--- begin Data listing ---

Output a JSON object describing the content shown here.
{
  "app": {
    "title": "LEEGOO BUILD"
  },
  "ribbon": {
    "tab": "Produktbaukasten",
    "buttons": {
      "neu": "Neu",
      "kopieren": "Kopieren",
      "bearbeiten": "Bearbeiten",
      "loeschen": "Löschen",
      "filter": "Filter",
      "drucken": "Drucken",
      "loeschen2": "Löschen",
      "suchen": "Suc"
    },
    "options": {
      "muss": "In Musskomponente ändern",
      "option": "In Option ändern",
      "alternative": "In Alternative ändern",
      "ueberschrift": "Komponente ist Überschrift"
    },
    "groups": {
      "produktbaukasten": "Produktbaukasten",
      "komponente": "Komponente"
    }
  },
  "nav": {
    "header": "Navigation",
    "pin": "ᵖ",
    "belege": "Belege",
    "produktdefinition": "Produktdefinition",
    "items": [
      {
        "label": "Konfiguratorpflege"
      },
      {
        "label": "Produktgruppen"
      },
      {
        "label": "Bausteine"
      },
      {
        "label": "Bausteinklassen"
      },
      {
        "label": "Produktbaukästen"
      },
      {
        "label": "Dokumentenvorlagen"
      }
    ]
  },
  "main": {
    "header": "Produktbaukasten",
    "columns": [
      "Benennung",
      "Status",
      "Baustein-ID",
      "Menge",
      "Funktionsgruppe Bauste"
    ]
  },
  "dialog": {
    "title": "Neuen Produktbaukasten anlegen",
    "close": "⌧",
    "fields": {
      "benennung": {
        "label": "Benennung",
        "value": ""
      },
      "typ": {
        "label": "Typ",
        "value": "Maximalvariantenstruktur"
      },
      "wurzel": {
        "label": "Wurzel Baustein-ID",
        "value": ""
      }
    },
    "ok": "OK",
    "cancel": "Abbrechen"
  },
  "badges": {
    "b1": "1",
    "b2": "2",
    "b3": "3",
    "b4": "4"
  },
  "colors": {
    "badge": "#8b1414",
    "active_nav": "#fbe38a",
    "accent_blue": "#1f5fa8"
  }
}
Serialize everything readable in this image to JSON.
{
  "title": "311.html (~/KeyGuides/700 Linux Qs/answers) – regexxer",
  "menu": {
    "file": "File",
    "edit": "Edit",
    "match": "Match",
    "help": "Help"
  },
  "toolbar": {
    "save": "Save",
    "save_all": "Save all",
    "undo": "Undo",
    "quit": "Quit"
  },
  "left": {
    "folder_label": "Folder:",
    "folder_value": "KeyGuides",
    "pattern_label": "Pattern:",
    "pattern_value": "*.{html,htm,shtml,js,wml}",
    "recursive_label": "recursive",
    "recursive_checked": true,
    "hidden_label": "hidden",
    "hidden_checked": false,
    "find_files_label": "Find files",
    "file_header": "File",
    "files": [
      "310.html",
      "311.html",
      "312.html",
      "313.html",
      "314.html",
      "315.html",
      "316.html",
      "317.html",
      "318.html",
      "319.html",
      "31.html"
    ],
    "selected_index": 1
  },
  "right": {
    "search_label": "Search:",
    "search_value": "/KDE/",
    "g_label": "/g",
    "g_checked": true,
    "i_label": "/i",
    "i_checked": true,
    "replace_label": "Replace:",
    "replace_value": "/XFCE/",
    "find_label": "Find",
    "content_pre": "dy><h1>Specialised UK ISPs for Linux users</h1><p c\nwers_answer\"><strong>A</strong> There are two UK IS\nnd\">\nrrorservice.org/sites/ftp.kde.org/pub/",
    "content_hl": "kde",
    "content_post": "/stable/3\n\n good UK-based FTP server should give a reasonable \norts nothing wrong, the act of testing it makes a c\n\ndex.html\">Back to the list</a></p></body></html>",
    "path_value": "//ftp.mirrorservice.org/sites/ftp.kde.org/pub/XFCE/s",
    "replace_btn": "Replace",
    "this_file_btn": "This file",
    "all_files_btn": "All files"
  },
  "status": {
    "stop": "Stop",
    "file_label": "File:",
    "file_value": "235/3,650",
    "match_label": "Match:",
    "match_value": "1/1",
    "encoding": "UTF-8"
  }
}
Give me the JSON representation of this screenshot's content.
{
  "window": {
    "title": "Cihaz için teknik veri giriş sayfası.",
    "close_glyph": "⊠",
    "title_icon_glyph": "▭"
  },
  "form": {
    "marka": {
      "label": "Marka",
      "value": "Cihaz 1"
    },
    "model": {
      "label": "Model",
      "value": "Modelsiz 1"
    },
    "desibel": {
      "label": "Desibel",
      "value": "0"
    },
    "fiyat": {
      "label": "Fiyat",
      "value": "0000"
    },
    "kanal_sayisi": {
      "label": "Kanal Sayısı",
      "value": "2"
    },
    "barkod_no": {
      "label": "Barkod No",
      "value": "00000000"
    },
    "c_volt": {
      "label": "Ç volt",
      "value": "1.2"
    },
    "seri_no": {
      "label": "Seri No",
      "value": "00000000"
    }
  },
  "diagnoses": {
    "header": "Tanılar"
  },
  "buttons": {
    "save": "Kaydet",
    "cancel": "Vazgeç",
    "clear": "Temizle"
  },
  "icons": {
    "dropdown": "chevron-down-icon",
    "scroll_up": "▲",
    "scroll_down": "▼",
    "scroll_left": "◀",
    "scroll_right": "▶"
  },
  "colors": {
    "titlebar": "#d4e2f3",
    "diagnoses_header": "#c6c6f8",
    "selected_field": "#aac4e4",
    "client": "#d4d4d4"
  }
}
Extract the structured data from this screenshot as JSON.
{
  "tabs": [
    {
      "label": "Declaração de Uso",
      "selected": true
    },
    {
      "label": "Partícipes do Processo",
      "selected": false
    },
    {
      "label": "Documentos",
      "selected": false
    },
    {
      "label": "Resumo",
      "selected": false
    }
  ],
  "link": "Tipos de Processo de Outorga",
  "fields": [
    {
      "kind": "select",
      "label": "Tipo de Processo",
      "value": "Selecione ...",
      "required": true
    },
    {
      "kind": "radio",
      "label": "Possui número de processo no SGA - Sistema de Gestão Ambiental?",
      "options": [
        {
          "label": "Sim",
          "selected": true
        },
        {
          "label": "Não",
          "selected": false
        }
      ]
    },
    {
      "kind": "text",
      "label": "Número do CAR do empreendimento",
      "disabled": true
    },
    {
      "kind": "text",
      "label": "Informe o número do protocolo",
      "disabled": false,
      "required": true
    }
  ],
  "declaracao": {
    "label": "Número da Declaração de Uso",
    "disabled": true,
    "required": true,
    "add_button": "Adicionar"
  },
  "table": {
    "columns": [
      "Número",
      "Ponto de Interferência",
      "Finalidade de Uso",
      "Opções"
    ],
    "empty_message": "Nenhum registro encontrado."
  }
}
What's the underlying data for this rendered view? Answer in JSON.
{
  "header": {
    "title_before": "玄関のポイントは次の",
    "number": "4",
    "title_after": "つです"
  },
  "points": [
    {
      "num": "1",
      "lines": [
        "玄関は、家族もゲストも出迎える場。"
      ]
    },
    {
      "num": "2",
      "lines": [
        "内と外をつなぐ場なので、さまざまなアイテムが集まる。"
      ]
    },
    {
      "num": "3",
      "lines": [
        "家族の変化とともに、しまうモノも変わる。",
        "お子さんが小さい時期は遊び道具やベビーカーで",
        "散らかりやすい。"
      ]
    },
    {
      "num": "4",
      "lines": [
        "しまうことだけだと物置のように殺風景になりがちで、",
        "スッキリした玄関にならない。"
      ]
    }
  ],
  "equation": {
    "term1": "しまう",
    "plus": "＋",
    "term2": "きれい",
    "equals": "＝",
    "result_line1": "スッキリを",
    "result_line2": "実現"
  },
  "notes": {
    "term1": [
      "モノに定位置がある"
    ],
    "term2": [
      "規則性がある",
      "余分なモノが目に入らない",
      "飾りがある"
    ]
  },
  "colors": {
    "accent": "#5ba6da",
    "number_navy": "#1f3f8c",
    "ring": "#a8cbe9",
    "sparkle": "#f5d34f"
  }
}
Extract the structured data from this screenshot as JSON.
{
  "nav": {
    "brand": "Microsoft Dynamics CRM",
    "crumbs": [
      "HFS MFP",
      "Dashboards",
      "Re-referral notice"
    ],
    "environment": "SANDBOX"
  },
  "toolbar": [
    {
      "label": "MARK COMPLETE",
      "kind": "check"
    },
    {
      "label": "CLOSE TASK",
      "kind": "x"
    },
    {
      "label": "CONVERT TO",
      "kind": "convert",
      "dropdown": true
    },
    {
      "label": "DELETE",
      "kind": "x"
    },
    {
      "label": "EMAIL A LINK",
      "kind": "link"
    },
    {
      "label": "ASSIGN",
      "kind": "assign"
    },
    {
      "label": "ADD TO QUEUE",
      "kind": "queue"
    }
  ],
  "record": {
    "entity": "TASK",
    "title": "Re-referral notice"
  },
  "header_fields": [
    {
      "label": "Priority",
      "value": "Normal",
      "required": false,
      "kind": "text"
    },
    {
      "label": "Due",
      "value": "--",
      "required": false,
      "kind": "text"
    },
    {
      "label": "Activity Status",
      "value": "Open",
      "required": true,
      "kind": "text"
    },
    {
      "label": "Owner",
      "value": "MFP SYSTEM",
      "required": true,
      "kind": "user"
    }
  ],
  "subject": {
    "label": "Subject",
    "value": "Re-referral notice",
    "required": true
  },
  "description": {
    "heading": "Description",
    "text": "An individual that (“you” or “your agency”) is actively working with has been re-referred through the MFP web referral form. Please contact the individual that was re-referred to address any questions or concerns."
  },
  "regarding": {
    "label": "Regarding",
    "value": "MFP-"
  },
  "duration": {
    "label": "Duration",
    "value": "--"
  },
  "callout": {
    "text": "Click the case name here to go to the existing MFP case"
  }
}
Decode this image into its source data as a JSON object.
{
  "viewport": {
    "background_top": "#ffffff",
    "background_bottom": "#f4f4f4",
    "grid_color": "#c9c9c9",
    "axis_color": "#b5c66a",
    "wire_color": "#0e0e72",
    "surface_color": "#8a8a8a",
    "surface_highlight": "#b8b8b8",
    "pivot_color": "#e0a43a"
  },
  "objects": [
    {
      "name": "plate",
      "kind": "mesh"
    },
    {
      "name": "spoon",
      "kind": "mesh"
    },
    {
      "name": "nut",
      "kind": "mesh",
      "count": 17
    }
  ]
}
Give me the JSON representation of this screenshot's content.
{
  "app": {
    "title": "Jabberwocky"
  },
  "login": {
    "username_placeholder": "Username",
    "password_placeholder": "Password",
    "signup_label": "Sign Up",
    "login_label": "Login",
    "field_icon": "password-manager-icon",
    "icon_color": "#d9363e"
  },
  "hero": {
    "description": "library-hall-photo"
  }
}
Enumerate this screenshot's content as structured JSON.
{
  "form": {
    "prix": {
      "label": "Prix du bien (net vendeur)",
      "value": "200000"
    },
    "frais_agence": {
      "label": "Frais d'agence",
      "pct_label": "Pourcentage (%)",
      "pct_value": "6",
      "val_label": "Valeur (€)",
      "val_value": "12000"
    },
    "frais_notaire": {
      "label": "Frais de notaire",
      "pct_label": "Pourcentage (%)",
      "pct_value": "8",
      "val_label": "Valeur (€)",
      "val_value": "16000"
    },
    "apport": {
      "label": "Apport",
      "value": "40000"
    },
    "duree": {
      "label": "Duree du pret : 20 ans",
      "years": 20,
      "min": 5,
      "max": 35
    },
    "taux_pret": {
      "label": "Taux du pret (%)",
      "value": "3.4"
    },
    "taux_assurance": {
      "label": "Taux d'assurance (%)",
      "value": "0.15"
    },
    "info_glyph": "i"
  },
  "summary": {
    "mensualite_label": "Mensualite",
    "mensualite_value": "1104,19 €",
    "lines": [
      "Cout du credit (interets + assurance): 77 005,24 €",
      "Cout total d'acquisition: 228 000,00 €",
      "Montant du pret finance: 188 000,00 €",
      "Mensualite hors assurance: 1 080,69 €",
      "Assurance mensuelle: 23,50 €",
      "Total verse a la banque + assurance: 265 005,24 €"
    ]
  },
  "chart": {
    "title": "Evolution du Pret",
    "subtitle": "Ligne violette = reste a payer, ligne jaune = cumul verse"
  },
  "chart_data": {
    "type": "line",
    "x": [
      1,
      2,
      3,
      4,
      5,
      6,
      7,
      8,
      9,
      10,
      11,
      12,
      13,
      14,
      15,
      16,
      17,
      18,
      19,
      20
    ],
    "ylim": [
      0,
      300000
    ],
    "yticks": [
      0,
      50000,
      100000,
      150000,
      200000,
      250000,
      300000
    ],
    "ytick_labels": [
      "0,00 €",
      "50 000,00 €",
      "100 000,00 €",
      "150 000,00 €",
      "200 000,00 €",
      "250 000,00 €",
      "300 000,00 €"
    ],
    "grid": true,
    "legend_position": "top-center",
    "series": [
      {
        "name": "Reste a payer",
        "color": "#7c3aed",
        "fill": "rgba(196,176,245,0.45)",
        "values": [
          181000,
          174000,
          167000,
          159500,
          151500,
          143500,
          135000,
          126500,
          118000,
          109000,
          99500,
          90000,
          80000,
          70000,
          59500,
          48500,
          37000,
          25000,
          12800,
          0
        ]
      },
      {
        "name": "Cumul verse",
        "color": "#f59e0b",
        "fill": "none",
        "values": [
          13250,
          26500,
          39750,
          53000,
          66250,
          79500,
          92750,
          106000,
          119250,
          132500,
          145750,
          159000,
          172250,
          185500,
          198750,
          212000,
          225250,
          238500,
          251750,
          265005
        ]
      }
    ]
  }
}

--- end Data listing ---

*Direction*. In the records above, how many lines include the string "disabled"? Answer with only the number.

*Solution to this task*. 3